§ Input records
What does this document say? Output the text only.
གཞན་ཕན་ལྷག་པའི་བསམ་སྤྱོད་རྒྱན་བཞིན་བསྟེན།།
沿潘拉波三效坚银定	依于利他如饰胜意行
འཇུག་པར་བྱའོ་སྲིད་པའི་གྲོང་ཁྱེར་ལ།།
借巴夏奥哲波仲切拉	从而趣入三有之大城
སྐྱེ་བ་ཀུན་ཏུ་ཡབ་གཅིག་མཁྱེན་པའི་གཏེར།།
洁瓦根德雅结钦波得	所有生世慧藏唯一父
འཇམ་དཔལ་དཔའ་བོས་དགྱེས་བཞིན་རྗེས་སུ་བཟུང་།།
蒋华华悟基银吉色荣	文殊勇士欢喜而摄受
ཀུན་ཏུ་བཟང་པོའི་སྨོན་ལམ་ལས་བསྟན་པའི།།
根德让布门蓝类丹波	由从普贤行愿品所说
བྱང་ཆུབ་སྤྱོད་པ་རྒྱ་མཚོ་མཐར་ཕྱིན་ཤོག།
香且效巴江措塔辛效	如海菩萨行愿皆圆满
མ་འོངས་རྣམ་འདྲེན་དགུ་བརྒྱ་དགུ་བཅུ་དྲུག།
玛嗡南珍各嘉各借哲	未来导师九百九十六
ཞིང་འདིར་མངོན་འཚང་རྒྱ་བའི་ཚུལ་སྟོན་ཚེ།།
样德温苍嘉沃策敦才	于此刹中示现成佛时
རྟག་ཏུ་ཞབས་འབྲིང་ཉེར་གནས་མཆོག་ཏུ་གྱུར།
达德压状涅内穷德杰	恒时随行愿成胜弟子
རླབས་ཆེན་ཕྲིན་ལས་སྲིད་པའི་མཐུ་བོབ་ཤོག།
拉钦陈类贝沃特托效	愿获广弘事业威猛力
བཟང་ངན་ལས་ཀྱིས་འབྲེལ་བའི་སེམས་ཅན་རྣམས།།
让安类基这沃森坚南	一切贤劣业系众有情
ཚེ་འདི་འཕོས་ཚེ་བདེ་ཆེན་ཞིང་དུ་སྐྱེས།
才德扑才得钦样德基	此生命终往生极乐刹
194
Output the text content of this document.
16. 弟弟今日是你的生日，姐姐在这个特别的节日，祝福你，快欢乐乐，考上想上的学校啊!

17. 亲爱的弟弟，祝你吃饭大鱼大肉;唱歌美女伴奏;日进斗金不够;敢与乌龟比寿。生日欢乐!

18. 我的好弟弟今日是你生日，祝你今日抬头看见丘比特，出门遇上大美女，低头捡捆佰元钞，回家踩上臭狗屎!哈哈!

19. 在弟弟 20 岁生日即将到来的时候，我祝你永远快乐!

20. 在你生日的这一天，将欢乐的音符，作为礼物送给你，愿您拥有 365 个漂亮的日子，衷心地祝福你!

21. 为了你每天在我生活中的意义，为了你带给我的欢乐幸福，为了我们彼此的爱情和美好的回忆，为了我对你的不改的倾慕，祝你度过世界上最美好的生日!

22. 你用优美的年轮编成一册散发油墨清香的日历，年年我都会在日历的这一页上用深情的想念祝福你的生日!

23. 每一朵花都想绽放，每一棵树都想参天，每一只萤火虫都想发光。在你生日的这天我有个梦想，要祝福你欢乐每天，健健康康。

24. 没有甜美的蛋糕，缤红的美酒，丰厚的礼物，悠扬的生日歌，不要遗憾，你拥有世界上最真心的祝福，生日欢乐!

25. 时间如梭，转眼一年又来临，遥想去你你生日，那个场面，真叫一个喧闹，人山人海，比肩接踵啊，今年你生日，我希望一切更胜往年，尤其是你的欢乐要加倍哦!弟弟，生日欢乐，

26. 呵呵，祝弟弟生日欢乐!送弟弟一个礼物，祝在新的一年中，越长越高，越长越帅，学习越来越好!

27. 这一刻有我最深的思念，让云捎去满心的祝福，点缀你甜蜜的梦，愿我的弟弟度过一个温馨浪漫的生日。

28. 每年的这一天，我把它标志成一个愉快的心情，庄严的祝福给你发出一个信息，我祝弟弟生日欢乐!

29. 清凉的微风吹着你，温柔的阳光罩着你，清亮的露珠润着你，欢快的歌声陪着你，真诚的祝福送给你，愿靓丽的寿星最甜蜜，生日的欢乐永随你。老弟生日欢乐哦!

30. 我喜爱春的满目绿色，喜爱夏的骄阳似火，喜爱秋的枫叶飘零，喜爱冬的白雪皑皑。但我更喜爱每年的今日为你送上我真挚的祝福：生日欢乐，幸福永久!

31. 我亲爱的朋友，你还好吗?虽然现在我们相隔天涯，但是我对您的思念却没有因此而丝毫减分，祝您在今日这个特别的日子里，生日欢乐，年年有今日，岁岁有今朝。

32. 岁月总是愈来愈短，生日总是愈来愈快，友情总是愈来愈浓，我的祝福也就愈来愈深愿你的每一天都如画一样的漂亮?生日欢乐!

§ What is needed
Send back all of the entries exactly, with nothing missing.

§ Solved problem
What does this document say? Output the text only.
གཞན་ཕན་ལྷག་པའི་བསམ་སྤྱོད་རྒྱན་བཞིན་བསྟེན།།
沿潘拉波三效坚银定	依于利他如饰胜意行
འཇུག་པར་བྱའོ་སྲིད་པའི་གྲོང་ཁྱེར་ལ།།
借巴夏奥哲波仲切拉	从而趣入三有之大城
སྐྱེ་བ་ཀུན་ཏུ་ཡབ་གཅིག་མཁྱེན་པའི་གཏེར།།
洁瓦根德雅结钦波得	所有生世慧藏唯一父
འཇམ་དཔལ་དཔའ་བོས་དགྱེས་བཞིན་རྗེས་སུ་བཟུང་།།
蒋华华悟基银吉色荣	文殊勇士欢喜而摄受
ཀུན་ཏུ་བཟང་པོའི་སྨོན་ལམ་ལས་བསྟན་པའི།།
根德让布门蓝类丹波	由从普贤行愿品所说
བྱང་ཆུབ་སྤྱོད་པ་རྒྱ་མཚོ་མཐར་ཕྱིན་ཤོག།
香且效巴江措塔辛效	如海菩萨行愿皆圆满
མ་འོངས་རྣམ་འདྲེན་དགུ་བརྒྱ་དགུ་བཅུ་དྲུག།
玛嗡南珍各嘉各借哲	未来导师九百九十六
ཞིང་འདིར་མངོན་འཚང་རྒྱ་བའི་ཚུལ་སྟོན་ཚེ།།
样德温苍嘉沃策敦才	于此刹中示现成佛时
རྟག་ཏུ་ཞབས་འབྲིང་ཉེར་གནས་མཆོག་ཏུ་གྱུར།
达德压状涅内穷德杰	恒时随行愿成胜弟子
རླབས་ཆེན་ཕྲིན་ལས་སྲིད་པའི་མཐུ་བོབ་ཤོག།
拉钦陈类贝沃特托效	愿获广弘事业威猛力
བཟང་ངན་ལས་ཀྱིས་འབྲེལ་བའི་སེམས་ཅན་རྣམས།།
让安类基这沃森坚南	一切贤劣业系众有情
ཚེ་འདི་འཕོས་ཚེ་བདེ་ཆེན་ཞིང་དུ་སྐྱེས།
才德扑才得钦样德基	此生命终往生极乐刹
194
Output the text content of this document.
16. 弟弟今日是你的生日，姐姐在这个特别的节日，祝福你，快欢乐乐，考上想上的学校啊!

17. 亲爱的弟弟，祝你吃饭大鱼大肉;唱歌美女伴奏;日进斗金不够;敢与乌龟比寿。生日欢乐!

18. 我的好弟弟今日是你生日，祝你今日抬头看见丘比特，出门遇上大美女，低头捡捆佰元钞，回家踩上臭狗屎!哈哈!

19. 在弟弟 20 岁生日即将到来的时候，我祝你永远快乐!

20. 在你生日的这一天，将欢乐的音符，作为礼物送给你，愿您拥有 365 个漂亮的日子，衷心地祝福你!

21. 为了你每天在我生活中的意义，为了你带给我的欢乐幸福，为了我们彼此的爱情和美好的回忆，为了我对你的不改的倾慕，祝你度过世界上最美好的生日!

22. 你用优美的年轮编成一册散发油墨清香的日历，年年我都会在日历的这一页上用深情的想念祝福你的生日!

23. 每一朵花都想绽放，每一棵树都想参天，每一只萤火虫都想发光。在你生日的这天我有个梦想，要祝福你欢乐每天，健健康康。

24. 没有甜美的蛋糕，缤红的美酒，丰厚的礼物，悠扬的生日歌，不要遗憾，你拥有世界上最真心的祝福，生日欢乐!

25. 时间如梭，转眼一年又来临，遥想去你你生日，那个场面，真叫一个喧闹，人山人海，比肩接踵啊，今年你生日，我希望一切更胜往年，尤其是你的欢乐要加倍哦!弟弟，生日欢乐，

26. 呵呵，祝弟弟生日欢乐!送弟弟一个礼物，祝在新的一年中，越长越高，越长越帅，学习越来越好!

27. 这一刻有我最深的思念，让云捎去满心的祝福，点缀你甜蜜的梦，愿我的弟弟度过一个温馨浪漫的生日。

28. 每年的这一天，我把它标志成一个愉快的心情，庄严的祝福给你发出一个信息，我祝弟弟生日欢乐!

29. 清凉的微风吹着你，温柔的阳光罩着你，清亮的露珠润着你，欢快的歌声陪着你，真诚的祝福送给你，愿靓丽的寿星最甜蜜，生日的欢乐永随你。老弟生日欢乐哦!

30. 我喜爱春的满目绿色，喜爱夏的骄阳似火，喜爱秋的枫叶飘零，喜爱冬的白雪皑皑。但我更喜爱每年的今日为你送上我真挚的祝福：生日欢乐，幸福永久!

31. 我亲爱的朋友，你还好吗?虽然现在我们相隔天涯，但是我对您的思念却没有因此而丝毫减分，祝您在今日这个特别的日子里，生日欢乐，年年有今日，岁岁有今朝。

32. 岁月总是愈来愈短，生日总是愈来愈快，友情总是愈来愈浓，我的祝福也就愈来愈深愿你的每一天都如画一样的漂亮?生日欢乐!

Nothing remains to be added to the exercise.